■ **GIVEN EXERCISE**: Put each line of the records below into a JSON list of strings, one string per line, skipping blank lines.
=-=-=
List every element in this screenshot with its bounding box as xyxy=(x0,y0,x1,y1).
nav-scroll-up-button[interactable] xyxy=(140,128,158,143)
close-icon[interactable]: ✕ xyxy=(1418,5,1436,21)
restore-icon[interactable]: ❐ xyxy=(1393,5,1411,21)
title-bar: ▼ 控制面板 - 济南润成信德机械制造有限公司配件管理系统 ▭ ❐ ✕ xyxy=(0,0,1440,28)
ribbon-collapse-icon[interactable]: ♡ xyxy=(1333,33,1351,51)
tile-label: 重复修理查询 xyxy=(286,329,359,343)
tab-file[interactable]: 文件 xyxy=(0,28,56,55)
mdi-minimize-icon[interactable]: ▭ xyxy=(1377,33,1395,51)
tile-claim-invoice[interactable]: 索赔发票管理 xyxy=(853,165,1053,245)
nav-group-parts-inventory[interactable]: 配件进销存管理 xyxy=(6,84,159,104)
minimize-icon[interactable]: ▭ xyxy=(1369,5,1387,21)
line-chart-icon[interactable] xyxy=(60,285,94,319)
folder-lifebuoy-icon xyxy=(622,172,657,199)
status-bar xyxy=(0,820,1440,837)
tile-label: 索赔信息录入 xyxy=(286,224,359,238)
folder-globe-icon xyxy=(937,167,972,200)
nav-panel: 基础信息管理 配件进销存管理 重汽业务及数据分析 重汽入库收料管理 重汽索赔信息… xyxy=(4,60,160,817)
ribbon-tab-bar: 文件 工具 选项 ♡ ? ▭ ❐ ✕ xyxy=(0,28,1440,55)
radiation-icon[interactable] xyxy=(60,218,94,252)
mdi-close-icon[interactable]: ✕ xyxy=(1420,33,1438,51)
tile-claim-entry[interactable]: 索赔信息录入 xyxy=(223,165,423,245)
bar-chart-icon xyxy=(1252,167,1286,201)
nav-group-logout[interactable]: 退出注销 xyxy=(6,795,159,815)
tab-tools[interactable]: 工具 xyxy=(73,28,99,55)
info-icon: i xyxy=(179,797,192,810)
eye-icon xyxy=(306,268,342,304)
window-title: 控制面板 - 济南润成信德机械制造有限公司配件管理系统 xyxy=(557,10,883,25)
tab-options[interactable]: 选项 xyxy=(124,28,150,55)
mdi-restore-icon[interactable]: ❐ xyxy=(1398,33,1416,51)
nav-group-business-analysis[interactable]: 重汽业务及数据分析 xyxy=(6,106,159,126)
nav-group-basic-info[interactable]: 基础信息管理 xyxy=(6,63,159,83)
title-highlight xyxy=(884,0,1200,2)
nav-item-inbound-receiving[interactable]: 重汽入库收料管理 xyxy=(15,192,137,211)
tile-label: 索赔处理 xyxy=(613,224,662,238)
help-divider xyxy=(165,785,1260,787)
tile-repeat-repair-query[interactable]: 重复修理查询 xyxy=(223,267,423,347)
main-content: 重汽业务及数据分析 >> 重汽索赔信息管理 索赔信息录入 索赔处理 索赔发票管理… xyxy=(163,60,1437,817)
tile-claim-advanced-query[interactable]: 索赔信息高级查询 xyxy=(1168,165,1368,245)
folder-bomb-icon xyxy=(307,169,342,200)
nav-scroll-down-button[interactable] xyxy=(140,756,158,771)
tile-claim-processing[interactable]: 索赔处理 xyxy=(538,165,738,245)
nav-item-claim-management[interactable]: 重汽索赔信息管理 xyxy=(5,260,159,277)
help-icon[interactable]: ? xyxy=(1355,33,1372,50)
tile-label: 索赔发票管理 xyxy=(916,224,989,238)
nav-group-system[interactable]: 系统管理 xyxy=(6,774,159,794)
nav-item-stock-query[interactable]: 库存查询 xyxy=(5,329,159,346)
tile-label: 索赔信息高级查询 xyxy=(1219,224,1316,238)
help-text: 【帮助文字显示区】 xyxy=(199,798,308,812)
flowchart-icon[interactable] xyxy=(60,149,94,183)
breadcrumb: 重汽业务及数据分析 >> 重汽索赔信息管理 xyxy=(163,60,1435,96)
=-=-=
■ **THE REPLY**:
[
  "List every element in this screenshot with its bounding box as xyxy=(x0,y0,x1,y1).",
  "nav-scroll-up-button[interactable] xyxy=(140,128,158,143)",
  "close-icon[interactable]: ✕ xyxy=(1418,5,1436,21)",
  "restore-icon[interactable]: ❐ xyxy=(1393,5,1411,21)",
  "title-bar: ▼ 控制面板 - 济南润成信德机械制造有限公司配件管理系统 ▭ ❐ ✕ xyxy=(0,0,1440,28)",
  "ribbon-collapse-icon[interactable]: ♡ xyxy=(1333,33,1351,51)",
  "tile-label: 重复修理查询 xyxy=(286,329,359,343)",
  "tab-file[interactable]: 文件 xyxy=(0,28,56,55)",
  "mdi-minimize-icon[interactable]: ▭ xyxy=(1377,33,1395,51)",
  "tile-claim-invoice[interactable]: 索赔发票管理 xyxy=(853,165,1053,245)",
  "nav-group-parts-inventory[interactable]: 配件进销存管理 xyxy=(6,84,159,104)",
  "minimize-icon[interactable]: ▭ xyxy=(1369,5,1387,21)",
  "line-chart-icon[interactable] xyxy=(60,285,94,319)",
  "folder-lifebuoy-icon xyxy=(622,172,657,199)",
  "status-bar xyxy=(0,820,1440,837)",
  "tile-label: 索赔信息录入 xyxy=(286,224,359,238)",
  "folder-globe-icon xyxy=(937,167,972,200)",
  "nav-panel: 基础信息管理 配件进销存管理 重汽业务及数据分析 重汽入库收料管理 重汽索赔信息… xyxy=(4,60,160,817)",
  "ribbon-tab-bar: 文件 工具 选项 ♡ ? ▭ ❐ ✕ xyxy=(0,28,1440,55)",
  "radiation-icon[interactable] xyxy=(60,218,94,252)",
  "mdi-close-icon[interactable]: ✕ xyxy=(1420,33,1438,51)",
  "tile-claim-entry[interactable]: 索赔信息录入 xyxy=(223,165,423,245)",
  "bar-chart-icon xyxy=(1252,167,1286,201)",
  "nav-group-logout[interactable]: 退出注销 xyxy=(6,795,159,815)",
  "tab-tools[interactable]: 工具 xyxy=(73,28,99,55)",
  "info-icon: i xyxy=(179,797,192,810)",
  "eye-icon xyxy=(306,268,342,304)",
  "window-title: 控制面板 - 济南润成信德机械制造有限公司配件管理系统 xyxy=(557,10,883,25)",
  "tab-options[interactable]: 选项 xyxy=(124,28,150,55)",
  "mdi-restore-icon[interactable]: ❐ xyxy=(1398,33,1416,51)",
  "nav-group-business-analysis[interactable]: 重汽业务及数据分析 xyxy=(6,106,159,126)",
  "nav-group-basic-info[interactable]: 基础信息管理 xyxy=(6,63,159,83)",
  "title-highlight xyxy=(884,0,1200,2)",
  "nav-item-inbound-receiving[interactable]: 重汽入库收料管理 xyxy=(15,192,137,211)",
  "tile-label: 索赔处理 xyxy=(613,224,662,238)",
  "help-divider xyxy=(165,785,1260,787)",
  "tile-repeat-repair-query[interactable]: 重复修理查询 xyxy=(223,267,423,347)",
  "main-content: 重汽业务及数据分析 >> 重汽索赔信息管理 索赔信息录入 索赔处理 索赔发票管理… xyxy=(163,60,1437,817)",
  "tile-claim-advanced-query[interactable]: 索赔信息高级查询 xyxy=(1168,165,1368,245)",
  "folder-bomb-icon xyxy=(307,169,342,200)",
  "nav-scroll-down-button[interactable] xyxy=(140,756,158,771)",
  "tile-claim-processing[interactable]: 索赔处理 xyxy=(538,165,738,245)",
  "nav-item-claim-management[interactable]: 重汽索赔信息管理 xyxy=(5,260,159,277)",
  "help-icon[interactable]: ? xyxy=(1355,33,1372,50)",
  "tile-label: 索赔发票管理 xyxy=(916,224,989,238)",
  "nav-group-system[interactable]: 系统管理 xyxy=(6,774,159,794)",
  "nav-item-stock-query[interactable]: 库存查询 xyxy=(5,329,159,346)",
  "tile-label: 索赔信息高级查询 xyxy=(1219,224,1316,238)",
  "help-text: 【帮助文字显示区】 xyxy=(199,798,308,812)",
  "flowchart-icon[interactable] xyxy=(60,149,94,183)",
  "breadcrumb: 重汽业务及数据分析 >> 重汽索赔信息管理 xyxy=(163,60,1435,96)"
]